EXERCISE BRIEF. Copy each line that has the string "name" somewhere in it.

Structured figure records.
####################
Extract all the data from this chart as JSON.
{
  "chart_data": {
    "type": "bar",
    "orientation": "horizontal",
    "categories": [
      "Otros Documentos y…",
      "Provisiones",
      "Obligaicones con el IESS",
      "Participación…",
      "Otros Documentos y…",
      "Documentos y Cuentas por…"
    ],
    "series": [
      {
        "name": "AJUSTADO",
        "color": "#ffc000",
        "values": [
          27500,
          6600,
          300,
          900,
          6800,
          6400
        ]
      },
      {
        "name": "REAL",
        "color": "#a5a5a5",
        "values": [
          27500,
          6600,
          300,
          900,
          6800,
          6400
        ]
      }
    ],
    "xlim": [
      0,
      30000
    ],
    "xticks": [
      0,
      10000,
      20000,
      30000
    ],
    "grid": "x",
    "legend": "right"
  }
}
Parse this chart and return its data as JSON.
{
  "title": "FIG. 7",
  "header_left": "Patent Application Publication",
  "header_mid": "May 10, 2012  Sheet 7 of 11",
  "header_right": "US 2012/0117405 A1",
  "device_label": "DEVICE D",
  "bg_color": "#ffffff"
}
####################
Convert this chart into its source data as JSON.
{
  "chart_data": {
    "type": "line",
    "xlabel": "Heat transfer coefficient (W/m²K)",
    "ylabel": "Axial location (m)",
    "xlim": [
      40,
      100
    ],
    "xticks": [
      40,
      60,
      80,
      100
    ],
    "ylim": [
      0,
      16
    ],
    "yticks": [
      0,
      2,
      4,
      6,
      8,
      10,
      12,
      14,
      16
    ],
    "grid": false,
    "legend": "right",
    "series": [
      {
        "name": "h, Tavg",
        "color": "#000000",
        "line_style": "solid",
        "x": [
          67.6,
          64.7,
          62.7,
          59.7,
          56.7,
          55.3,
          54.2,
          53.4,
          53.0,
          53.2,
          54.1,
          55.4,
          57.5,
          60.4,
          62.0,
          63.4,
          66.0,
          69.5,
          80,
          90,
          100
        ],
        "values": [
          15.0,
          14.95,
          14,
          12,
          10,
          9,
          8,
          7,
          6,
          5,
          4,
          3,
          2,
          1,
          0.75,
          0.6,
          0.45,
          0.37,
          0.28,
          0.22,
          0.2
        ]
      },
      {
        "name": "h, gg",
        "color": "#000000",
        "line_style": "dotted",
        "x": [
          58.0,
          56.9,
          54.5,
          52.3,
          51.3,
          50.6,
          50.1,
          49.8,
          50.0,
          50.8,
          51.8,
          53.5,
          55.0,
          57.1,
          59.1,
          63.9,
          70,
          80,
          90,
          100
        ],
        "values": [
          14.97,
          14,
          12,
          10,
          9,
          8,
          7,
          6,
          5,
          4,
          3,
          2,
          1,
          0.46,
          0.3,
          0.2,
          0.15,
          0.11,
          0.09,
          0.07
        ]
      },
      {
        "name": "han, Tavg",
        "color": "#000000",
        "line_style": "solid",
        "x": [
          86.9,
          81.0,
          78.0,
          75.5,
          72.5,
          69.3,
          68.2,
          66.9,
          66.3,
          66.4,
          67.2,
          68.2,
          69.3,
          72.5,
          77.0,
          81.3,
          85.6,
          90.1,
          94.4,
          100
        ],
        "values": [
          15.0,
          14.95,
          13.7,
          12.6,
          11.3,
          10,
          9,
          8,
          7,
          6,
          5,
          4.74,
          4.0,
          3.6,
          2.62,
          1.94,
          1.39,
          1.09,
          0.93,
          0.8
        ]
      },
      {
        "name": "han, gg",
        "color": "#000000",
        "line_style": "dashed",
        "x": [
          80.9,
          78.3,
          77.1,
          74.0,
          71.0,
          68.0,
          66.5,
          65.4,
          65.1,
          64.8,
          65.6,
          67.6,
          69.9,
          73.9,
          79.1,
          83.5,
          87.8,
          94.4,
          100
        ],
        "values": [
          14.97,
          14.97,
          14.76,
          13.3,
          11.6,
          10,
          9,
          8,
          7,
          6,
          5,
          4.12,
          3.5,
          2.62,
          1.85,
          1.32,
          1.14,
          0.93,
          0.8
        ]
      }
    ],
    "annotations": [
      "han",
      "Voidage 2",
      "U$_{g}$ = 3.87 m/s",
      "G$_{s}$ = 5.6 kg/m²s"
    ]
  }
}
####################
PROBLEM SOLUTION.
        "name": "AJUSTADO",
        "name": "REAL",
        "name": "h, Tavg",
        "name": "h, gg",
        "name": "han, Tavg",
        "name": "han, gg",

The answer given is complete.